THE DATA »
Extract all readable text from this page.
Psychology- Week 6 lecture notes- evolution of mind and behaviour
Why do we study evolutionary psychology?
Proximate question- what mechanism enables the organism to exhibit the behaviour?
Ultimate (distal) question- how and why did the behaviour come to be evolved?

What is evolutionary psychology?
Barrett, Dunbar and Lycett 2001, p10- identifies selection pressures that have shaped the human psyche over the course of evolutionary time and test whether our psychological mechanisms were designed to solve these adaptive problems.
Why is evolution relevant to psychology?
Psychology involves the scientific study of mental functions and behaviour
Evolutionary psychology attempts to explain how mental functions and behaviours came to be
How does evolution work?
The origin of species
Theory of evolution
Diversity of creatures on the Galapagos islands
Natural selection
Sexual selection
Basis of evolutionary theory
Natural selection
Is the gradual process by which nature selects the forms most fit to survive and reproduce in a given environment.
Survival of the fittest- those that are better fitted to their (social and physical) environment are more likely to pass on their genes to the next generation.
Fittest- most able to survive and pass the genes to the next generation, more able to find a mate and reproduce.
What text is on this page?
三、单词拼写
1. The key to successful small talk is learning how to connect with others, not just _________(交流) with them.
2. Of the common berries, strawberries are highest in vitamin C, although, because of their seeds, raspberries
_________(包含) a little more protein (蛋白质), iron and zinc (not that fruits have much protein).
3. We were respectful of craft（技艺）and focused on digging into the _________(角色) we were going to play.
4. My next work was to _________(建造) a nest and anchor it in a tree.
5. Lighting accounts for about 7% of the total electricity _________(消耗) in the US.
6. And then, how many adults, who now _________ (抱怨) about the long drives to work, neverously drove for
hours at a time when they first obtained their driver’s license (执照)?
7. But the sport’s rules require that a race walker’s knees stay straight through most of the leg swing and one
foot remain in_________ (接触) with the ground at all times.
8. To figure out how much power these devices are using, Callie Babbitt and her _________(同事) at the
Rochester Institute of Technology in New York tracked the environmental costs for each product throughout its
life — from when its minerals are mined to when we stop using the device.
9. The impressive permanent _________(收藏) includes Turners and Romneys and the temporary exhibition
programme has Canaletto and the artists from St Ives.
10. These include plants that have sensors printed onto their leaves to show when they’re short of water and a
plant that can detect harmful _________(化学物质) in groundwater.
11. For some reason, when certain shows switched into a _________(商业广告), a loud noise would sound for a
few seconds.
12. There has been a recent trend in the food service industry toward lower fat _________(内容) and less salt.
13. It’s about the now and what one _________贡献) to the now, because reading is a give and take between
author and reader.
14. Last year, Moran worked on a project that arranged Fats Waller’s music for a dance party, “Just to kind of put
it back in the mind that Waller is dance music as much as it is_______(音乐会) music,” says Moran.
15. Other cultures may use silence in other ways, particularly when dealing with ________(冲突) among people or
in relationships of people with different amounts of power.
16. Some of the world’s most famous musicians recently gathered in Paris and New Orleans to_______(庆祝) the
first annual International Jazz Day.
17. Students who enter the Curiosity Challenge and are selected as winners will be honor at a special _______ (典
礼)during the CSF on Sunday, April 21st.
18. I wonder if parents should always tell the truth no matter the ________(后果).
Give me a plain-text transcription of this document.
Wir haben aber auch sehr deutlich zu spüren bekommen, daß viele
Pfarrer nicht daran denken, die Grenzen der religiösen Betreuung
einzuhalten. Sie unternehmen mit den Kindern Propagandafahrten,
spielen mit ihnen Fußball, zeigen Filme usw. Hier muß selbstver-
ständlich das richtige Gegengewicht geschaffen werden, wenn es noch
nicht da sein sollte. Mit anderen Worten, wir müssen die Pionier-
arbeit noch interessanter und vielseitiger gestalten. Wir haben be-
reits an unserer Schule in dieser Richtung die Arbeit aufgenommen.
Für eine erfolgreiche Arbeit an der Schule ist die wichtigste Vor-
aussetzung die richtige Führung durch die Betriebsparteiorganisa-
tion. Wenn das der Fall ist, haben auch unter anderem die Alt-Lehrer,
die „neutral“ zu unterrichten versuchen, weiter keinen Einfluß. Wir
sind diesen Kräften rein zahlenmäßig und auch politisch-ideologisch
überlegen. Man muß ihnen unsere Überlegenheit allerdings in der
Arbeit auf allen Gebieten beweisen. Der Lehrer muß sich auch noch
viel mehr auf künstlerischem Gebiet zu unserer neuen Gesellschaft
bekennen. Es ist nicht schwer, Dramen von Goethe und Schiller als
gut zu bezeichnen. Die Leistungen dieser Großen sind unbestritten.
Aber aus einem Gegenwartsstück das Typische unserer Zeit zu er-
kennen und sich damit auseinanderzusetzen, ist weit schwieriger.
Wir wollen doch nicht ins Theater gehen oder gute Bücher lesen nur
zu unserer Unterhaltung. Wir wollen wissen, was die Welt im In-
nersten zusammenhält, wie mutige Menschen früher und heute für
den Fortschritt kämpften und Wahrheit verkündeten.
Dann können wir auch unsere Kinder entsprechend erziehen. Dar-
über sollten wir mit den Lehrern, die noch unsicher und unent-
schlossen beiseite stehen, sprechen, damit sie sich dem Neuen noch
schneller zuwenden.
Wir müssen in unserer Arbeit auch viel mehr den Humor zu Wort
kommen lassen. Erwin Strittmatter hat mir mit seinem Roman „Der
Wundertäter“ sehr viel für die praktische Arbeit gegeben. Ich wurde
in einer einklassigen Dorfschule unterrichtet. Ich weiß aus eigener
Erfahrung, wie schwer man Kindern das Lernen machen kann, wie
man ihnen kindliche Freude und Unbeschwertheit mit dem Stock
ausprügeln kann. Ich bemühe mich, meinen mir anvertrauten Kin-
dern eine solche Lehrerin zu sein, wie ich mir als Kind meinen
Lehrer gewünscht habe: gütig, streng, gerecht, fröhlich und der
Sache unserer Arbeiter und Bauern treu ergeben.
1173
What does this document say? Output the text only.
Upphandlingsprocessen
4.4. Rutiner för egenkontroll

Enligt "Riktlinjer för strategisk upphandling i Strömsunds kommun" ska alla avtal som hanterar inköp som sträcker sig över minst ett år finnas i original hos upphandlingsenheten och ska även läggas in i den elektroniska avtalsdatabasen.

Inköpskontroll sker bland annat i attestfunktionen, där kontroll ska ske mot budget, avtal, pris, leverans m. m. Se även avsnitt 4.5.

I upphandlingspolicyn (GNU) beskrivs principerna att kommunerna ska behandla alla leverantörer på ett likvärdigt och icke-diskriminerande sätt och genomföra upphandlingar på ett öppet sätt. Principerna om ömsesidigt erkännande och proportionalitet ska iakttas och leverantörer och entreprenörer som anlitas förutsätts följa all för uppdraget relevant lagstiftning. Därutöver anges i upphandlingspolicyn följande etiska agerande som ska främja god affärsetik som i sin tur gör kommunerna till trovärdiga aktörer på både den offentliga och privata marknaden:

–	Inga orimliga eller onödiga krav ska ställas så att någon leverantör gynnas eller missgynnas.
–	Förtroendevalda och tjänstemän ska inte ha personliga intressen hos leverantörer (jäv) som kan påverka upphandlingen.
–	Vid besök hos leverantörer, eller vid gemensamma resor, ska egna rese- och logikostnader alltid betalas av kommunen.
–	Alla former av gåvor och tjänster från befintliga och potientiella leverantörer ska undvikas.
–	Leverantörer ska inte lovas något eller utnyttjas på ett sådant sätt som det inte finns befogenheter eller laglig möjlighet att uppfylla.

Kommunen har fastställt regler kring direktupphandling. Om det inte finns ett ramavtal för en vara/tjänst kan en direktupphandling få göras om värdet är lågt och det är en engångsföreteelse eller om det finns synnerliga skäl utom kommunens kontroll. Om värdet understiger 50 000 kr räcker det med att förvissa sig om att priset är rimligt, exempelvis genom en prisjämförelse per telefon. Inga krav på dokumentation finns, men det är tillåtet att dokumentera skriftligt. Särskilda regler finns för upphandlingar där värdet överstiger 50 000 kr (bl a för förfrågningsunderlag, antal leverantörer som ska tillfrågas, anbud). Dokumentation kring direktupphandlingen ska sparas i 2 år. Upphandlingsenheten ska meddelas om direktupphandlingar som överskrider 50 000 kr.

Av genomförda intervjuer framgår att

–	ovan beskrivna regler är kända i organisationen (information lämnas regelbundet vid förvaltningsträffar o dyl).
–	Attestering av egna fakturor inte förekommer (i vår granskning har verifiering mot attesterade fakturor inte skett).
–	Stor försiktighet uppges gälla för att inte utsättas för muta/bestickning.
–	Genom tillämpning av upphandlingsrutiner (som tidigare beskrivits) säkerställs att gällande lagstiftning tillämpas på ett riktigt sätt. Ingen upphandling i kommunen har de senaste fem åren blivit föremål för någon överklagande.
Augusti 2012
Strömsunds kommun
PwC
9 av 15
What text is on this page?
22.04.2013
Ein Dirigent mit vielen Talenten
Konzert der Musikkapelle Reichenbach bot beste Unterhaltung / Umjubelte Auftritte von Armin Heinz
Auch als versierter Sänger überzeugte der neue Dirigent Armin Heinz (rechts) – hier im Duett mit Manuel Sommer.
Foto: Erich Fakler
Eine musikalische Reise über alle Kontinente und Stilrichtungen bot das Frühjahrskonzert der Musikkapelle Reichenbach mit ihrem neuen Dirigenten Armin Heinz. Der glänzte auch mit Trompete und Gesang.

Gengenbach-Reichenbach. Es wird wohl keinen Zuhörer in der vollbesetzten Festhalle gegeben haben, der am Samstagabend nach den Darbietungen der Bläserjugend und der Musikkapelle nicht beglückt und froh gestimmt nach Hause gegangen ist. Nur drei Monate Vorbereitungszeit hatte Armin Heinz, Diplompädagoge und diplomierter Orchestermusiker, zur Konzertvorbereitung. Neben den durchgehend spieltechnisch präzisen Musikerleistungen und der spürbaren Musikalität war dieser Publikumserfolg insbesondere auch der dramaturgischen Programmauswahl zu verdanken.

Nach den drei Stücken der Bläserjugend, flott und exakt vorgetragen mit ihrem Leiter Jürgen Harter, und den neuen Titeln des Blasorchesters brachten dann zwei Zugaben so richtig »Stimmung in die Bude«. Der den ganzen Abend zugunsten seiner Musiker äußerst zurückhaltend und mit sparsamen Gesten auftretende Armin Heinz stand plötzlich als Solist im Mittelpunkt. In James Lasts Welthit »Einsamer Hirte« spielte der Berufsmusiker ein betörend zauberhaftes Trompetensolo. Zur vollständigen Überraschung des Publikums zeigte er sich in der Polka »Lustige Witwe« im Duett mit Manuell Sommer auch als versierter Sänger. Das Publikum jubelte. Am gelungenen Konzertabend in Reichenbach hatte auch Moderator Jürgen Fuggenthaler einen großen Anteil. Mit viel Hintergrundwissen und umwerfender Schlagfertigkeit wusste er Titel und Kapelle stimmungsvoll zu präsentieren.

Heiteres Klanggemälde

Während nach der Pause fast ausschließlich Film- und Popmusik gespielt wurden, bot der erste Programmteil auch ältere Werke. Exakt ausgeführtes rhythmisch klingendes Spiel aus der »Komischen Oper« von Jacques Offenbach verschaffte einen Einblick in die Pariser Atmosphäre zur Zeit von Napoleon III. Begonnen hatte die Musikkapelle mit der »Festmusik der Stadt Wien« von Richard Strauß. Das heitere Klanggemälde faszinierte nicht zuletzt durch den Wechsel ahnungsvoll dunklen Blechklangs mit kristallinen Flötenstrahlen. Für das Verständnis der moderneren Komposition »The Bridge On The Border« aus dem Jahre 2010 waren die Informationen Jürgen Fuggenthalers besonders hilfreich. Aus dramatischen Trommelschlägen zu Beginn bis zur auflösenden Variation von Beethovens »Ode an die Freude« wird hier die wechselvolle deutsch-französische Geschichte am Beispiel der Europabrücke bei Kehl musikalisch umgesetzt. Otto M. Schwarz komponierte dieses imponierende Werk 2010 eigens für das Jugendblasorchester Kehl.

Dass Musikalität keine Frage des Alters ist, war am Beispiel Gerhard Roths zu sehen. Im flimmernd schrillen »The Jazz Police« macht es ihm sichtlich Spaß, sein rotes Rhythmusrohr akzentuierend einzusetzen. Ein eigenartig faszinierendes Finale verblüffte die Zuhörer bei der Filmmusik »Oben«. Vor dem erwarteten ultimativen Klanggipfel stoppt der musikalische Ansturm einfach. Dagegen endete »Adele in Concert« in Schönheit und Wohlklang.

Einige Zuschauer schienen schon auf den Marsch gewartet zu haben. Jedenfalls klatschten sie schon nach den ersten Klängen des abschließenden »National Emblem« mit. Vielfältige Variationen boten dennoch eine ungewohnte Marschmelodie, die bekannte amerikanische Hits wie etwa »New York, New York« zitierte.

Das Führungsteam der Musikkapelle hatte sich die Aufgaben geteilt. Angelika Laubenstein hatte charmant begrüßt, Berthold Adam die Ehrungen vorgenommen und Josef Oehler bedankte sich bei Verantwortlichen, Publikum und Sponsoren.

THE PROBLEM » Across the listing above, count every line containing the string "generation" and give the result with no comment.

EXERCISE ANSWER » 2